## Aim
Pull out every line containing the string "Johnson".

## Exercise material

.....

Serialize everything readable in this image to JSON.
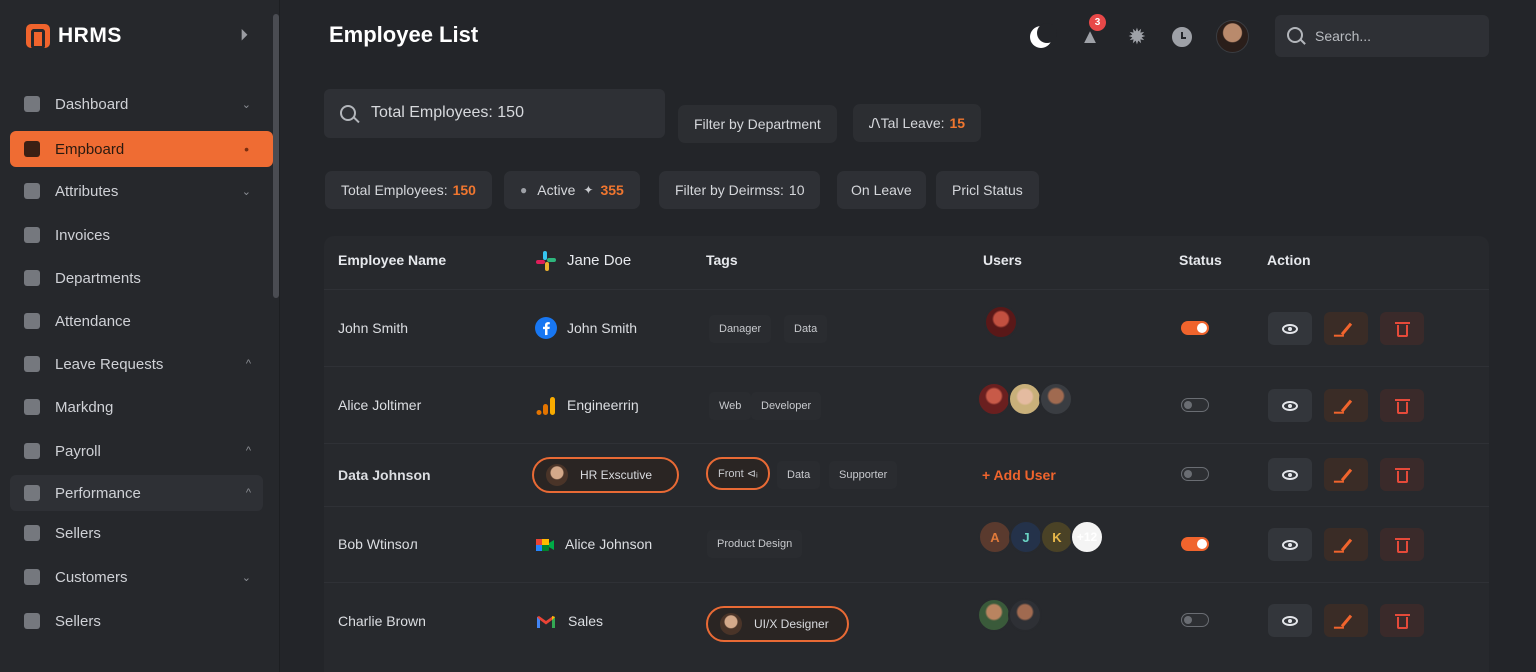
{
  "app": {
    "name": "HRMS"
  },
  "sidebar": {
    "items": [
      {
        "label": "Dashboard",
        "chevron": "⌄"
      },
      {
        "label": "Empboard",
        "chevron": "•"
      },
      {
        "label": "Attributes",
        "chevron": "⌄"
      },
      {
        "label": "Invoices",
        "chevron": ""
      },
      {
        "label": "Departments",
        "chevron": ""
      },
      {
        "label": "Attendance",
        "chevron": ""
      },
      {
        "label": "Leave Requests",
        "chevron": "^"
      },
      {
        "label": "Markdng",
        "chevron": ""
      },
      {
        "label": "Payroll",
        "chevron": "^"
      },
      {
        "label": "Performance",
        "chevron": "^"
      },
      {
        "label": "Sellers",
        "chevron": ""
      },
      {
        "label": "Customers",
        "chevron": "⌄"
      },
      {
        "label": "Sellers",
        "chevron": ""
      }
    ]
  },
  "header": {
    "title": "Employee List",
    "notification_count": "3",
    "search_placeholder": "Search..."
  },
  "toolbar": {
    "search_text": "Total Employees: 150",
    "filter_department": "Filter by Department",
    "total_leave_label": "ᏁTal Leave:",
    "total_leave_value": "15"
  },
  "filters": {
    "total_label": "Total Employees:",
    "total_value": "150",
    "active_label": "Active",
    "active_value": "355",
    "filter_deirmss_label": "Filter by Deirmss:",
    "filter_deirmss_value": "10",
    "on_leave": "On Leave",
    "status": "Pricl Status"
  },
  "table": {
    "headers": {
      "name": "Employee Name",
      "second": "Jane Doe",
      "tags": "Tags",
      "users": "Users",
      "status": "Status",
      "action": "Action"
    },
    "rows": [
      {
        "name": "John Smith",
        "second": "John Smith",
        "tags": [
          "Danager",
          "Data"
        ],
        "status_on": true
      },
      {
        "name": "Alice Joltimer",
        "second": "Engineerriŋ",
        "tags": [
          "Web",
          "Developer"
        ],
        "status_on": false
      },
      {
        "name": "Data Johnson",
        "second": "HR Exscutive",
        "tags": [
          "Front ⊲ᵢ",
          "Data",
          "Supporter"
        ],
        "users_action": "+ Add User",
        "status_on": false
      },
      {
        "name": "Bob Wtinsoл",
        "second": "Alice Johnson",
        "tags": [
          "Product Design"
        ],
        "users_letters": [
          "A",
          "J",
          "K",
          "+12"
        ],
        "status_on": true
      },
      {
        "name": "Charlie Brown",
        "second": "Sales",
        "tags": [
          "UI/X Designer"
        ],
        "status_on": false
      }
    ]
  },
  "colors": {
    "accent": "#f0642d",
    "background": "#232529",
    "panel": "#2e3035"
  }
}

.....

## Result
        "name": "Data Johnson",
        "second": "Alice Johnson",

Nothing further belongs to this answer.